*WRITTEN TASK*
Copy out each line of the material below with no changes.

Items from a data source
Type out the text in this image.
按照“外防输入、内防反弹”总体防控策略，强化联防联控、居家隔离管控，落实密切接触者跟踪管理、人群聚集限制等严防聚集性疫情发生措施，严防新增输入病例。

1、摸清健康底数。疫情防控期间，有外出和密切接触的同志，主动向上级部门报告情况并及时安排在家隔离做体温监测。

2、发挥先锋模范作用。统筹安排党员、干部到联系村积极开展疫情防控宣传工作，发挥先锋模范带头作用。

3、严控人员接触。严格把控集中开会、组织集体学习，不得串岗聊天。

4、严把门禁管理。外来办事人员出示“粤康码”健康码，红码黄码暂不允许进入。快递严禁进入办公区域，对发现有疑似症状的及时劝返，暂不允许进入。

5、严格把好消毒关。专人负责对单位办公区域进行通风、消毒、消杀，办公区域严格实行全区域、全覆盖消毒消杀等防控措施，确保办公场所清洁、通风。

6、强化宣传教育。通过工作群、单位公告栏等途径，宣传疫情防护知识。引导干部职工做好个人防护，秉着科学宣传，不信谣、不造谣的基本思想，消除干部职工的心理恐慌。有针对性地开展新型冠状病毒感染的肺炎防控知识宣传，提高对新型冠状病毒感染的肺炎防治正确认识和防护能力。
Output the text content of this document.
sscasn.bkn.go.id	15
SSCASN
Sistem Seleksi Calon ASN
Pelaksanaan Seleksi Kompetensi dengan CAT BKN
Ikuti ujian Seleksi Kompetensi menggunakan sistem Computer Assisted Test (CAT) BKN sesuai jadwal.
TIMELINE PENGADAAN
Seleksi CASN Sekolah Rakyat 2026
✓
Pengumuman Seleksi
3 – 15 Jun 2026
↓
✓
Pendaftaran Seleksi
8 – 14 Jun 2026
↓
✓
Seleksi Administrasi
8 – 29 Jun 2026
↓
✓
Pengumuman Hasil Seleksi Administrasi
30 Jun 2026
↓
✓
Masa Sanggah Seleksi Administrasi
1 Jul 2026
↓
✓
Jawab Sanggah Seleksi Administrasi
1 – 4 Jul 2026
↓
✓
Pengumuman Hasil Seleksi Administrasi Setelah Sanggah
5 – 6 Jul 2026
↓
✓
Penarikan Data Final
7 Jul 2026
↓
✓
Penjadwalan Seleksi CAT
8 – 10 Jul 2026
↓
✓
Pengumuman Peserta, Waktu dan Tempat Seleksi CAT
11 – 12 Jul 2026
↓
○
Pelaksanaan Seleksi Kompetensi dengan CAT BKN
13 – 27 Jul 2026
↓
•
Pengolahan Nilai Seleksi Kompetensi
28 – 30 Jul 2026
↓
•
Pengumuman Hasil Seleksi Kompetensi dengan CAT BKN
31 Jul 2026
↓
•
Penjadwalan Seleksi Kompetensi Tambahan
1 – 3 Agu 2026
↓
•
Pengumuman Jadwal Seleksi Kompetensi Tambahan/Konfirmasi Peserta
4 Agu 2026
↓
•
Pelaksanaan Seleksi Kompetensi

*SOLUTION*
Type out the text in this image.
按照“外防输入、内防反弹”总体防控策略，强化联防联控、居家隔离管控，落实密切接触者跟踪管理、人群聚集限制等严防聚集性疫情发生措施，严防新增输入病例。

1、摸清健康底数。疫情防控期间，有外出和密切接触的同志，主动向上级部门报告情况并及时安排在家隔离做体温监测。

2、发挥先锋模范作用。统筹安排党员、干部到联系村积极开展疫情防控宣传工作，发挥先锋模范带头作用。

3、严控人员接触。严格把控集中开会、组织集体学习，不得串岗聊天。

4、严把门禁管理。外来办事人员出示“粤康码”健康码，红码黄码暂不允许进入。快递严禁进入办公区域，对发现有疑似症状的及时劝返，暂不允许进入。

5、严格把好消毒关。专人负责对单位办公区域进行通风、消毒、消杀，办公区域严格实行全区域、全覆盖消毒消杀等防控措施，确保办公场所清洁、通风。

6、强化宣传教育。通过工作群、单位公告栏等途径，宣传疫情防护知识。引导干部职工做好个人防护，秉着科学宣传，不信谣、不造谣的基本思想，消除干部职工的心理恐慌。有针对性地开展新型冠状病毒感染的肺炎防控知识宣传，提高对新型冠状病毒感染的肺炎防治正确认识和防护能力。
Output the text content of this document.
sscasn.bkn.go.id	15
SSCASN
Sistem Seleksi Calon ASN
Pelaksanaan Seleksi Kompetensi dengan CAT BKN
Ikuti ujian Seleksi Kompetensi menggunakan sistem Computer Assisted Test (CAT) BKN sesuai jadwal.
TIMELINE PENGADAAN
Seleksi CASN Sekolah Rakyat 2026
✓
Pengumuman Seleksi
3 – 15 Jun 2026
↓
✓
Pendaftaran Seleksi
8 – 14 Jun 2026
↓
✓
Seleksi Administrasi
8 – 29 Jun 2026
↓
✓
Pengumuman Hasil Seleksi Administrasi
30 Jun 2026
↓
✓
Masa Sanggah Seleksi Administrasi
1 Jul 2026
↓
✓
Jawab Sanggah Seleksi Administrasi
1 – 4 Jul 2026
↓
✓
Pengumuman Hasil Seleksi Administrasi Setelah Sanggah
5 – 6 Jul 2026
↓
✓
Penarikan Data Final
7 Jul 2026
↓
✓
Penjadwalan Seleksi CAT
8 – 10 Jul 2026
↓
✓
Pengumuman Peserta, Waktu dan Tempat Seleksi CAT
11 – 12 Jul 2026
↓
○
Pelaksanaan Seleksi Kompetensi dengan CAT BKN
13 – 27 Jul 2026
↓
•
Pengolahan Nilai Seleksi Kompetensi
28 – 30 Jul 2026
↓
•
Pengumuman Hasil Seleksi Kompetensi dengan CAT BKN
31 Jul 2026
↓
•
Penjadwalan Seleksi Kompetensi Tambahan
1 – 3 Agu 2026
↓
•
Pengumuman Jadwal Seleksi Kompetensi Tambahan/Konfirmasi Peserta
4 Agu 2026
↓
•
Pelaksanaan Seleksi Kompetensi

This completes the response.